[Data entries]
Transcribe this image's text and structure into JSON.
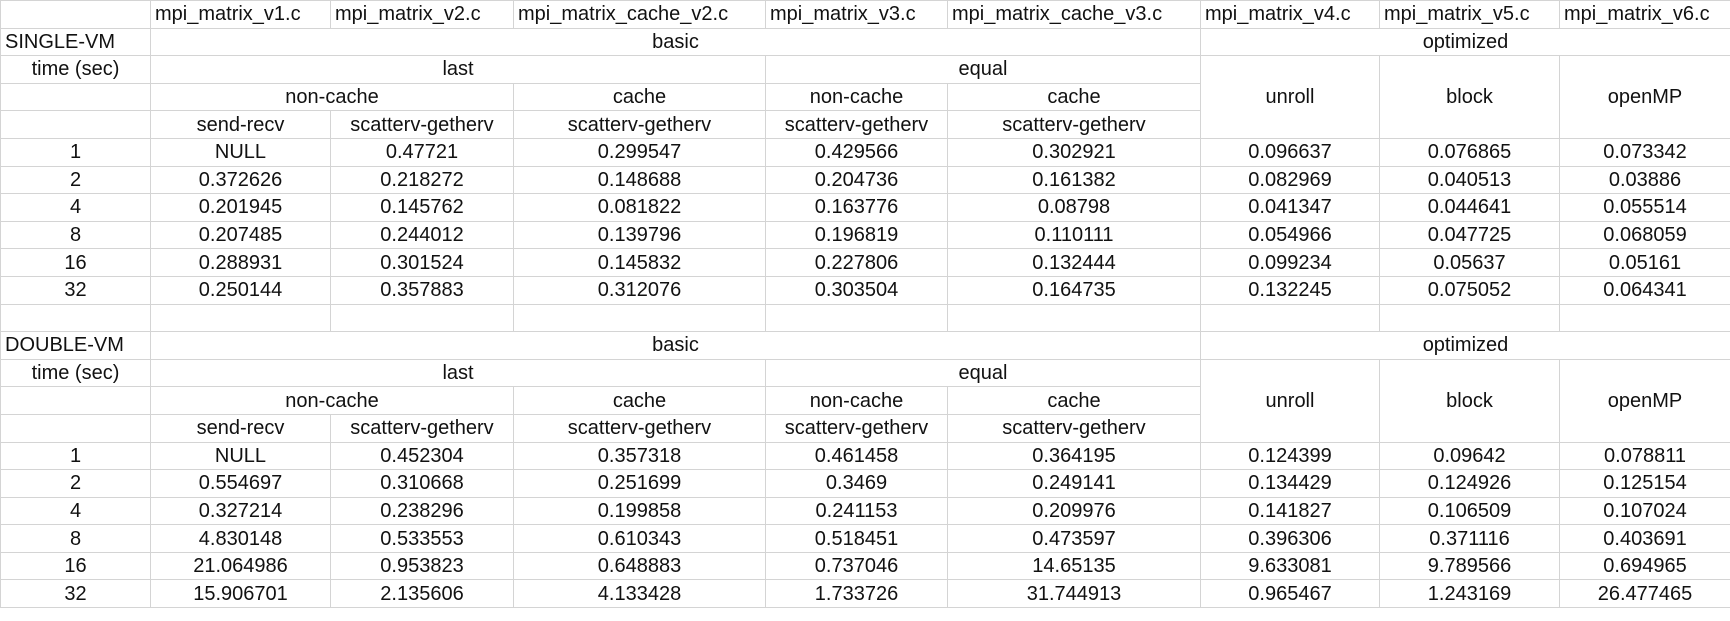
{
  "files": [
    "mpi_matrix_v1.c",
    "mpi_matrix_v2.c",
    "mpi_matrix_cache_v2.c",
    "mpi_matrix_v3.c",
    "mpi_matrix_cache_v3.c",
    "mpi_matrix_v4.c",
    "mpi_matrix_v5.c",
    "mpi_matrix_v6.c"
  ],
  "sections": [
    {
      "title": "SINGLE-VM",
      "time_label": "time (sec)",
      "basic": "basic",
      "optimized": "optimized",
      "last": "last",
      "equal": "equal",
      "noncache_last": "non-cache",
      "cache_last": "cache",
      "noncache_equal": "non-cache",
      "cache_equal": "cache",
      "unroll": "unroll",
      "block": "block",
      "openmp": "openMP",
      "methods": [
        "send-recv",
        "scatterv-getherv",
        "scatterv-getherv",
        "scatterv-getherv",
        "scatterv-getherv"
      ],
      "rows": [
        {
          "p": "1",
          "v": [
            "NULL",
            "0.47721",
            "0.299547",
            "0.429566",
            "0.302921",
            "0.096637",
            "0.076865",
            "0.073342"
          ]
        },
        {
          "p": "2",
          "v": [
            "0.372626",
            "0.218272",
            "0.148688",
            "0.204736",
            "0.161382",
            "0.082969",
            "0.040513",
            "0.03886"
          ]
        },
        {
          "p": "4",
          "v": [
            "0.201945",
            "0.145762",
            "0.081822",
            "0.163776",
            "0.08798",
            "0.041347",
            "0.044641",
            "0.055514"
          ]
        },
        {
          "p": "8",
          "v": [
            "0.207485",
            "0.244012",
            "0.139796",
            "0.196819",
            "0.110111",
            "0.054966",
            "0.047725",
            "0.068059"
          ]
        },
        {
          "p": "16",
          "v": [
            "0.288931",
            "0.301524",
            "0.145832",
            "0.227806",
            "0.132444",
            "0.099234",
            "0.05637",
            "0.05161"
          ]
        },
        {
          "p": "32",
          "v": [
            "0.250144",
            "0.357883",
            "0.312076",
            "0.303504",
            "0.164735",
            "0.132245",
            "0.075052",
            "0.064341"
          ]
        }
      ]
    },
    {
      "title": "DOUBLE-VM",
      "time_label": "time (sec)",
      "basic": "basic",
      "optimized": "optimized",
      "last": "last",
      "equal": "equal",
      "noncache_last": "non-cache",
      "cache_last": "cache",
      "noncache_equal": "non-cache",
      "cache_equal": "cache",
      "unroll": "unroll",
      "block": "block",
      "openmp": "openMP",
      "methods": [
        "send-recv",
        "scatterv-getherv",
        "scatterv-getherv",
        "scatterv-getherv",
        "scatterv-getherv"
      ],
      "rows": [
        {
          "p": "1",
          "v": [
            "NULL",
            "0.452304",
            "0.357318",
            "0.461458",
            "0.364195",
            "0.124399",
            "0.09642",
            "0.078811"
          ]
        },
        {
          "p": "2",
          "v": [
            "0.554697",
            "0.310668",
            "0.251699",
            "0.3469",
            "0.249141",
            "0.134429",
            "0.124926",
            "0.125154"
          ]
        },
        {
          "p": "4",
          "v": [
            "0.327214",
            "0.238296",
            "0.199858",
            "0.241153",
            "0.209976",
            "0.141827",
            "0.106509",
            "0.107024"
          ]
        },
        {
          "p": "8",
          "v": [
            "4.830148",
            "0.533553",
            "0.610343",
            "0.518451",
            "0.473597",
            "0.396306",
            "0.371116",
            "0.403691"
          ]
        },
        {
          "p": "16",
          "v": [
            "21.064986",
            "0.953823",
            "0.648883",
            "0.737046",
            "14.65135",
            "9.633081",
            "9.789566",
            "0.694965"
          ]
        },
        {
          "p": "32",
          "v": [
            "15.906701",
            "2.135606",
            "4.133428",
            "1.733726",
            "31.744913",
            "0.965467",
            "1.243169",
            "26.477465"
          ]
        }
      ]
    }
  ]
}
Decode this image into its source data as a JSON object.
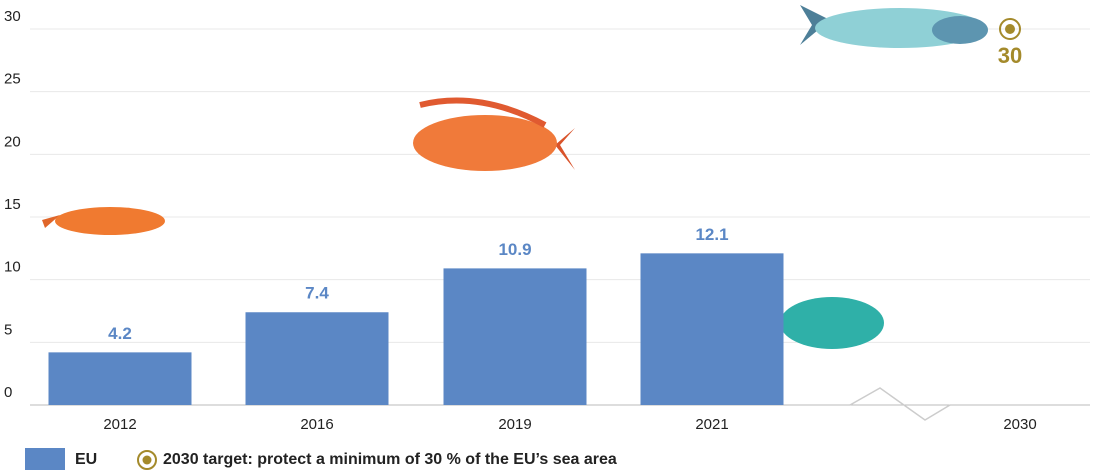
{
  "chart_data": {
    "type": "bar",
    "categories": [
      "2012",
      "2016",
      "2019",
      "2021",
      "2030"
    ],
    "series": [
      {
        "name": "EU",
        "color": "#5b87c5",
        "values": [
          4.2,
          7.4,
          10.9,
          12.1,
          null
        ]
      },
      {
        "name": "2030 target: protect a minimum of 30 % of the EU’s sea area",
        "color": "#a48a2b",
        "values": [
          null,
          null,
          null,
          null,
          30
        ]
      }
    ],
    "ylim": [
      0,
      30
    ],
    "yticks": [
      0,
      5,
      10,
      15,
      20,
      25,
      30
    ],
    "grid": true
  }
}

* * *

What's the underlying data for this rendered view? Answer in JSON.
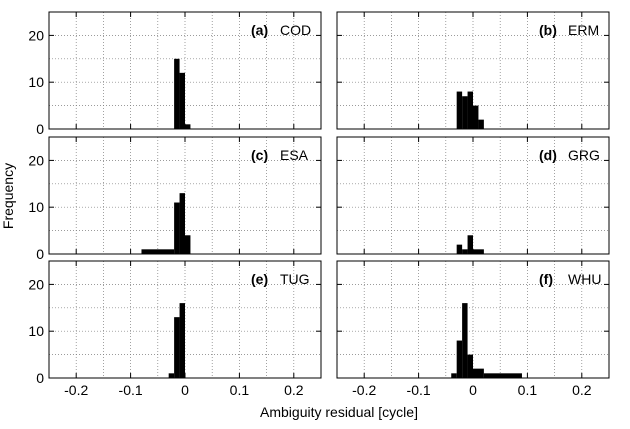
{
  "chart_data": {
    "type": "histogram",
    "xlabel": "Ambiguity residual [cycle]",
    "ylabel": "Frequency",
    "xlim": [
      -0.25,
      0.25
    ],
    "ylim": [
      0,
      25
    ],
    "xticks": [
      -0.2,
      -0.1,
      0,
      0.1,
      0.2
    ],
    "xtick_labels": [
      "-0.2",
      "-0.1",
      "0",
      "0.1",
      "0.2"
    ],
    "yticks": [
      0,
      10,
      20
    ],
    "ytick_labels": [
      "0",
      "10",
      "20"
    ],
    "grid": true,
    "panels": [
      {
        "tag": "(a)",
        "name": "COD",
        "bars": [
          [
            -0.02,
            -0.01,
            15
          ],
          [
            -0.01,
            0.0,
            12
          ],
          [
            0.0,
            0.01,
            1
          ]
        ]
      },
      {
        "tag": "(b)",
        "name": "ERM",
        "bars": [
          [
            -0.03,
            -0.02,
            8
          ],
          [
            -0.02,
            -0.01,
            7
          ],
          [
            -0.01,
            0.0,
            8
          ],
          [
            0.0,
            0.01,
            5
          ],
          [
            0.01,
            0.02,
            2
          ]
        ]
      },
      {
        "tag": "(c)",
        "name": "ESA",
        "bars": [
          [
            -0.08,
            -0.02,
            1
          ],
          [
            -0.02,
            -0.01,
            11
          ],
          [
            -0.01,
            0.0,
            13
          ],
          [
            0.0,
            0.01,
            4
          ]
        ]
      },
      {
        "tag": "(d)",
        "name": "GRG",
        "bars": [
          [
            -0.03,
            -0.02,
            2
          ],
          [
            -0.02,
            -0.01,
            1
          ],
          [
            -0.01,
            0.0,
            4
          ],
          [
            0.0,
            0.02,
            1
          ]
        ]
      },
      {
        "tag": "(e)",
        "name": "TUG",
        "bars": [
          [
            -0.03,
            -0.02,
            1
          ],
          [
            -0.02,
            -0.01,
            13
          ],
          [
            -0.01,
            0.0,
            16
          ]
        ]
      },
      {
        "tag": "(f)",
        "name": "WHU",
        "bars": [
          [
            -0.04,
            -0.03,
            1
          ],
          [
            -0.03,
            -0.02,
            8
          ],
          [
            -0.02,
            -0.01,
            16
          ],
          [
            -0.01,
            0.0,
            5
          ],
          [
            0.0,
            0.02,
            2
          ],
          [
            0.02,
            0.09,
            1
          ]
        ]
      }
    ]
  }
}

### Aim of the exercise
Show each line holding the word "JSON".

### Task answer
Transcribe this image's text and structure into JSON.
Decode this image into its source data as a JSON object.
What's the underlying data for this rendered view? Answer in JSON.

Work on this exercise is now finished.